» **GIVEN INFORMATION**
/---

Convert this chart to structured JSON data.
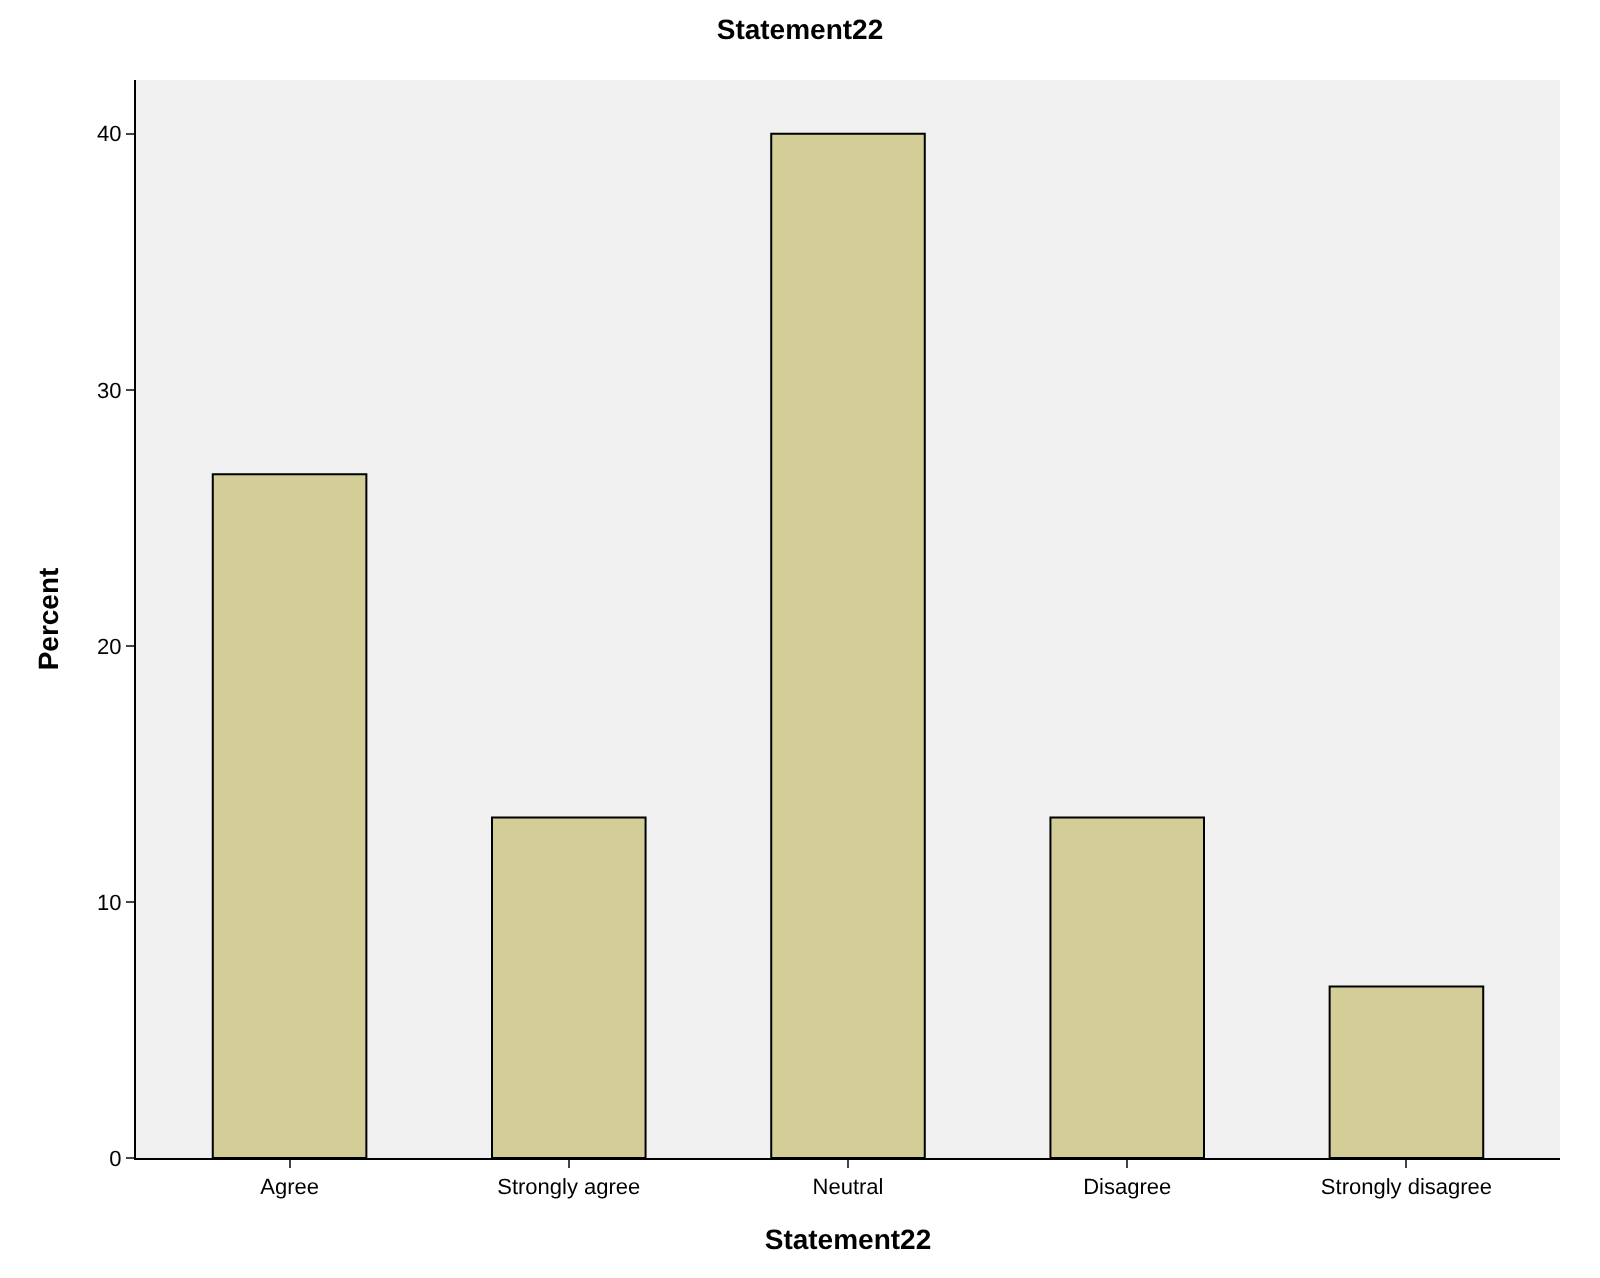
{
  "chart_data": {
    "type": "bar",
    "title": "Statement22",
    "xlabel": "Statement22",
    "ylabel": "Percent",
    "categories": [
      "Agree",
      "Strongly agree",
      "Neutral",
      "Disagree",
      "Strongly disagree"
    ],
    "values": [
      26.7,
      13.3,
      40,
      13.3,
      6.7
    ],
    "color": "#d3ce97",
    "ylim": [
      0,
      42.1
    ],
    "yticks": [
      0,
      10,
      20,
      30,
      40
    ],
    "grid": false
  }
}
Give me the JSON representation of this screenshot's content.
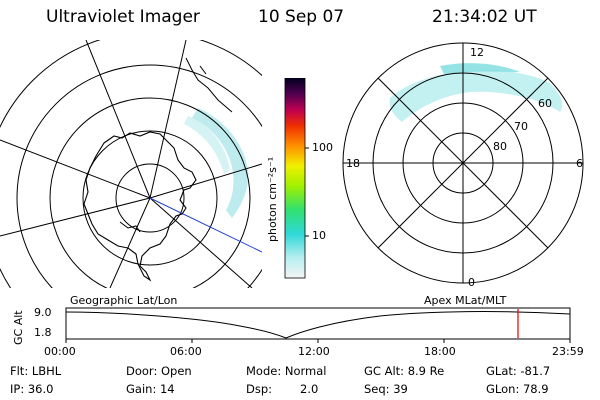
{
  "header": {
    "instrument": "Ultraviolet Imager",
    "date": "10 Sep 07",
    "time": "21:34:02 UT"
  },
  "colorbar": {
    "unit": "photon cm⁻²s⁻¹",
    "ticks": [
      "100",
      "10"
    ]
  },
  "polar_plot": {
    "mlt_labels": [
      "12",
      "18",
      "6",
      "0"
    ],
    "lat_labels": [
      "60",
      "70",
      "80"
    ]
  },
  "panel_labels": {
    "geographic": "Geographic Lat/Lon",
    "apex": "Apex MLat/MLT"
  },
  "altitude_strip": {
    "ylabel": "GC Alt",
    "y_ticks": [
      "9.0",
      "1.8"
    ],
    "x_ticks": [
      "00:00",
      "06:00",
      "12:00",
      "18:00",
      "23:59"
    ],
    "marker_time": "21:34",
    "marker_color": "#e00000",
    "curve_color": "#000000"
  },
  "info": {
    "flt": "Flt: LBHL",
    "ip": "IP: 36.0",
    "door": "Door: Open",
    "gain": "Gain: 14",
    "mode": "Mode: Normal",
    "dsp_label": "Dsp:",
    "dsp_value": "2.0",
    "gc_alt": "GC Alt: 8.9 Re",
    "seq": "Seq: 39",
    "glat": "GLat: -81.7",
    "glon": "GLon: 78.9"
  },
  "colors": {
    "aurora": "#a8e4e8",
    "aurora_dense": "#78d8dc"
  }
}
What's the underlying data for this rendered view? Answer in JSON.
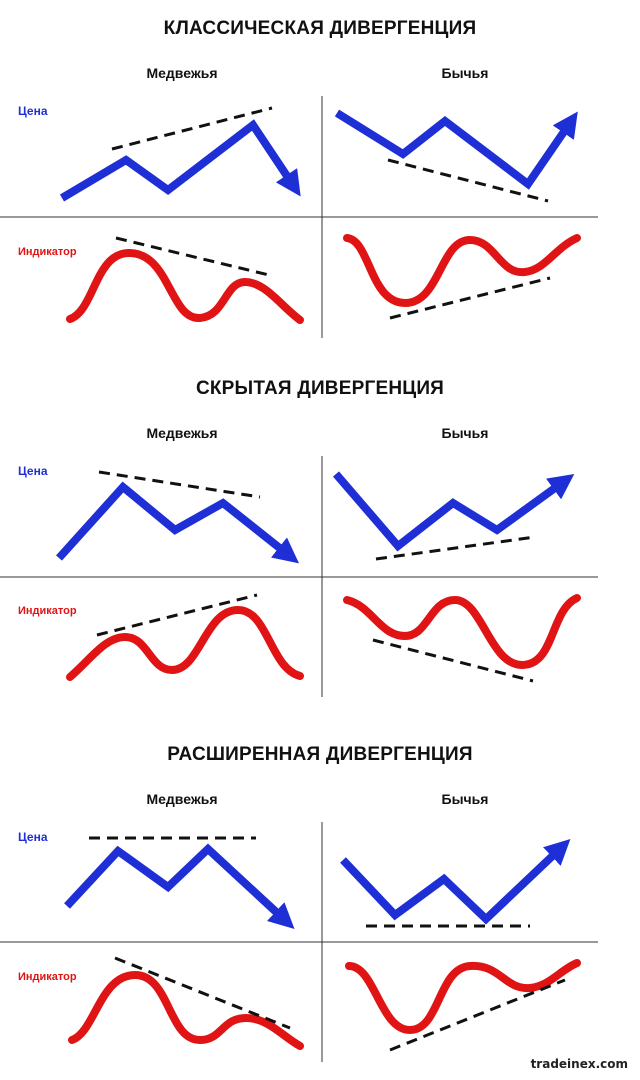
{
  "sections": [
    {
      "title": "КЛАССИЧЕСКАЯ ДИВЕРГЕНЦИЯ",
      "bearish_label": "Медвежья",
      "bullish_label": "Бычья",
      "price_label": "Цена",
      "indicator_label": "Индикатор"
    },
    {
      "title": "СКРЫТАЯ ДИВЕРГЕНЦИЯ",
      "bearish_label": "Медвежья",
      "bullish_label": "Бычья",
      "price_label": "Цена",
      "indicator_label": "Индикатор"
    },
    {
      "title": "РАСШИРЕННАЯ ДИВЕРГЕНЦИЯ",
      "bearish_label": "Медвежья",
      "bullish_label": "Бычья",
      "price_label": "Цена",
      "indicator_label": "Индикатор"
    }
  ],
  "watermark": "tradeinex.com",
  "colors": {
    "price": "#1f2fd6",
    "indicator": "#e01414",
    "trendline": "#111111",
    "grid": "#333333"
  }
}
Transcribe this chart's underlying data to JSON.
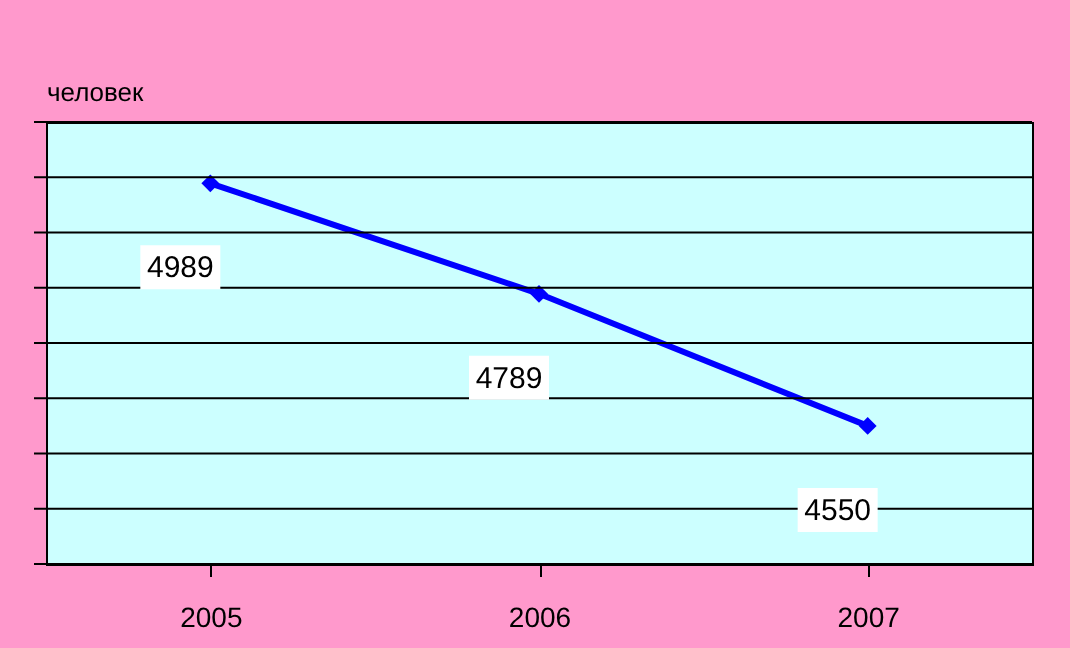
{
  "chart_data": {
    "type": "line",
    "ylabel": "человек",
    "categories": [
      "2005",
      "2006",
      "2007"
    ],
    "series": [
      {
        "color": "#0000ff",
        "values": [
          4989,
          4789,
          4550
        ]
      }
    ],
    "ylim": [
      4300,
      5100
    ],
    "yticks": [
      {
        "value": 4300,
        "label": null
      },
      {
        "value": 4400,
        "label": null
      },
      {
        "value": 4500,
        "label": null
      },
      {
        "value": 4600,
        "label": null
      },
      {
        "value": 4700,
        "label": null
      },
      {
        "value": 4800,
        "label": null
      },
      {
        "value": 4900,
        "label": null
      },
      {
        "value": 5000,
        "label": null
      },
      {
        "value": 5100,
        "label": null
      }
    ],
    "tick_labels": "x",
    "grid": "y",
    "marker": "diamond",
    "line_style": "solid",
    "data_labels": true
  }
}
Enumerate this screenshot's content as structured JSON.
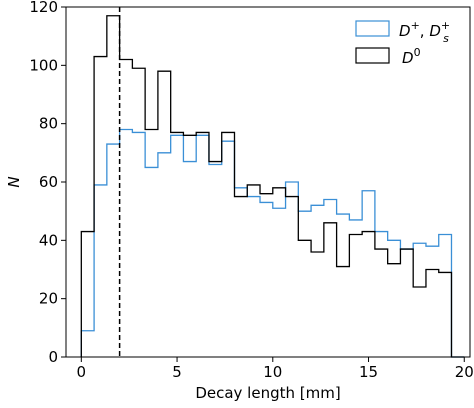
{
  "chart_data": {
    "type": "histogram",
    "xlabel": "Decay length [mm]",
    "ylabel": "N",
    "xlim": [
      -0.8,
      20.3
    ],
    "ylim": [
      0,
      120
    ],
    "xticks": [
      0,
      5,
      10,
      15,
      20
    ],
    "yticks": [
      0,
      20,
      40,
      60,
      80,
      100,
      120
    ],
    "bin_edges": [
      0,
      0.667,
      1.333,
      2.0,
      2.667,
      3.333,
      4.0,
      4.667,
      5.333,
      6.0,
      6.667,
      7.333,
      8.0,
      8.667,
      9.333,
      10.0,
      10.667,
      11.333,
      12.0,
      12.667,
      13.333,
      14.0,
      14.667,
      15.333,
      16.0,
      16.667,
      17.333,
      18.0,
      18.667,
      19.333,
      20.0
    ],
    "cut_line_x": 2.0,
    "legend_position": "top-right",
    "series": [
      {
        "name": "D+, Ds+",
        "color": "#3a8fd6",
        "values": [
          9,
          59,
          73,
          78,
          77,
          65,
          70,
          76,
          67,
          76,
          66,
          74,
          58,
          55,
          53,
          51,
          60,
          50,
          52,
          54,
          49,
          47,
          57,
          43,
          40,
          37,
          39,
          38,
          42,
          0
        ]
      },
      {
        "name": "D0",
        "color": "#000000",
        "values": [
          43,
          103,
          117,
          102,
          99,
          78,
          98,
          77,
          76,
          77,
          67,
          77,
          55,
          59,
          56,
          58,
          55,
          40,
          36,
          46,
          31,
          42,
          43,
          37,
          32,
          37,
          24,
          30,
          29,
          0
        ]
      }
    ]
  },
  "legend": {
    "items": [
      {
        "base": "D",
        "sup": "+",
        "sep": ", ",
        "base2": "D",
        "sup2": "+",
        "sub2": "s"
      },
      {
        "base": "D",
        "sup": "0"
      }
    ]
  }
}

\---

Restate the whole of the material word for word without the pictures.

» **TASK SOLUTION**
Convert this chart to structured JSON data.
{
  "chart_data": {
    "type": "bar",
    "title": "Statement22",
    "xlabel": "Statement22",
    "ylabel": "Percent",
    "categories": [
      "Agree",
      "Strongly agree",
      "Neutral",
      "Disagree",
      "Strongly disagree"
    ],
    "values": [
      26.7,
      13.3,
      40,
      13.3,
      6.7
    ],
    "color": "#d3ce97",
    "ylim": [
      0,
      42.1
    ],
    "yticks": [
      0,
      10,
      20,
      30,
      40
    ],
    "grid": false
  }
}
Give me the JSON representation of this screenshot's content.
{
  "header": {
    "instrument": "Ultraviolet Imager",
    "date": "10 Sep 07",
    "time": "21:34:02 UT"
  },
  "colorbar": {
    "unit": "photon cm⁻²s⁻¹",
    "ticks": [
      "100",
      "10"
    ]
  },
  "polar_plot": {
    "mlt_labels": [
      "12",
      "18",
      "6",
      "0"
    ],
    "lat_labels": [
      "60",
      "70",
      "80"
    ]
  },
  "panel_labels": {
    "geographic": "Geographic Lat/Lon",
    "apex": "Apex MLat/MLT"
  },
  "altitude_strip": {
    "ylabel": "GC Alt",
    "y_ticks": [
      "9.0",
      "1.8"
    ],
    "x_ticks": [
      "00:00",
      "06:00",
      "12:00",
      "18:00",
      "23:59"
    ],
    "marker_time": "21:34",
    "marker_color": "#e00000",
    "curve_color": "#000000"
  },
  "info": {
    "flt": "Flt: LBHL",
    "ip": "IP: 36.0",
    "door": "Door: Open",
    "gain": "Gain: 14",
    "mode": "Mode: Normal",
    "dsp_label": "Dsp:",
    "dsp_value": "2.0",
    "gc_alt": "GC Alt: 8.9 Re",
    "seq": "Seq: 39",
    "glat": "GLat: -81.7",
    "glon": "GLon: 78.9"
  },
  "colors": {
    "aurora": "#a8e4e8",
    "aurora_dense": "#78d8dc"
  }
}
What's the underlying data for this rendered view? Answer in JSON.
{
  "sections": [
    {
      "title": "КЛАССИЧЕСКАЯ ДИВЕРГЕНЦИЯ",
      "bearish_label": "Медвежья",
      "bullish_label": "Бычья",
      "price_label": "Цена",
      "indicator_label": "Индикатор"
    },
    {
      "title": "СКРЫТАЯ ДИВЕРГЕНЦИЯ",
      "bearish_label": "Медвежья",
      "bullish_label": "Бычья",
      "price_label": "Цена",
      "indicator_label": "Индикатор"
    },
    {
      "title": "РАСШИРЕННАЯ ДИВЕРГЕНЦИЯ",
      "bearish_label": "Медвежья",
      "bullish_label": "Бычья",
      "price_label": "Цена",
      "indicator_label": "Индикатор"
    }
  ],
  "watermark": "tradeinex.com",
  "colors": {
    "price": "#1f2fd6",
    "indicator": "#e01414",
    "trendline": "#111111",
    "grid": "#333333"
  }
}
Transcribe this chart's underlying data to JSON.
{
  "chart_data": {
    "type": "line",
    "ylabel": "человек",
    "categories": [
      "2005",
      "2006",
      "2007"
    ],
    "series": [
      {
        "color": "#0000ff",
        "values": [
          4989,
          4789,
          4550
        ]
      }
    ],
    "ylim": [
      4300,
      5100
    ],
    "yticks": [
      {
        "value": 4300,
        "label": null
      },
      {
        "value": 4400,
        "label": null
      },
      {
        "value": 4500,
        "label": null
      },
      {
        "value": 4600,
        "label": null
      },
      {
        "value": 4700,
        "label": null
      },
      {
        "value": 4800,
        "label": null
      },
      {
        "value": 4900,
        "label": null
      },
      {
        "value": 5000,
        "label": null
      },
      {
        "value": 5100,
        "label": null
      }
    ],
    "tick_labels": "x",
    "grid": "y",
    "marker": "diamond",
    "line_style": "solid",
    "data_labels": true
  }
}
Enumerate this screenshot's content as structured JSON.
{
  "chart_data": {
    "type": "histogram",
    "xlabel": "Decay length [mm]",
    "ylabel": "N",
    "xlim": [
      -0.8,
      20.3
    ],
    "ylim": [
      0,
      120
    ],
    "xticks": [
      0,
      5,
      10,
      15,
      20
    ],
    "yticks": [
      0,
      20,
      40,
      60,
      80,
      100,
      120
    ],
    "bin_edges": [
      0,
      0.667,
      1.333,
      2.0,
      2.667,
      3.333,
      4.0,
      4.667,
      5.333,
      6.0,
      6.667,
      7.333,
      8.0,
      8.667,
      9.333,
      10.0,
      10.667,
      11.333,
      12.0,
      12.667,
      13.333,
      14.0,
      14.667,
      15.333,
      16.0,
      16.667,
      17.333,
      18.0,
      18.667,
      19.333,
      20.0
    ],
    "cut_line_x": 2.0,
    "legend_position": "top-right",
    "series": [
      {
        "name": "D+, Ds+",
        "color": "#3a8fd6",
        "values": [
          9,
          59,
          73,
          78,
          77,
          65,
          70,
          76,
          67,
          76,
          66,
          74,
          58,
          55,
          53,
          51,
          60,
          50,
          52,
          54,
          49,
          47,
          57,
          43,
          40,
          37,
          39,
          38,
          42,
          0
        ]
      },
      {
        "name": "D0",
        "color": "#000000",
        "values": [
          43,
          103,
          117,
          102,
          99,
          78,
          98,
          77,
          76,
          77,
          67,
          77,
          55,
          59,
          56,
          58,
          55,
          40,
          36,
          46,
          31,
          42,
          43,
          37,
          32,
          37,
          24,
          30,
          29,
          0
        ]
      }
    ]
  },
  "legend": {
    "items": [
      {
        "base": "D",
        "sup": "+",
        "sep": ", ",
        "base2": "D",
        "sup2": "+",
        "sub2": "s"
      },
      {
        "base": "D",
        "sup": "0"
      }
    ]
  }
}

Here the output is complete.